# START OF DATASET ENTRIES

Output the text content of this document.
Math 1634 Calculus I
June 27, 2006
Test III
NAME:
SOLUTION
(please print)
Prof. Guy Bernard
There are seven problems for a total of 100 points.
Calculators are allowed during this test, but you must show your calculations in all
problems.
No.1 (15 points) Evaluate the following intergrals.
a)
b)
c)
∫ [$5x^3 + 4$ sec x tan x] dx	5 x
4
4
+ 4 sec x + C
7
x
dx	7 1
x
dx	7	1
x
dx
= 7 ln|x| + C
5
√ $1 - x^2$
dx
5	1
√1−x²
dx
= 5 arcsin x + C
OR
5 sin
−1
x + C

# END OF DATASET ENTRIES

Repeat the material from above exactly, word for word.

Output the text content of this document.
Math 1634 Calculus I
June 27, 2006
Test III
NAME:
SOLUTION
(please print)
Prof. Guy Bernard
There are seven problems for a total of 100 points.
Calculators are allowed during this test, but you must show your calculations in all
problems.
No.1 (15 points) Evaluate the following intergrals.
a)
b)
c)
∫ [$5x^3 + 4$ sec x tan x] dx	5 x
4
4
+ 4 sec x + C
7
x
dx	7 1
x
dx	7	1
x
dx
= 7 ln|x| + C
5
√ $1 - x^2$
dx
5	1
√1−x²
dx
= 5 arcsin x + C
OR
5 sin
−1
x + C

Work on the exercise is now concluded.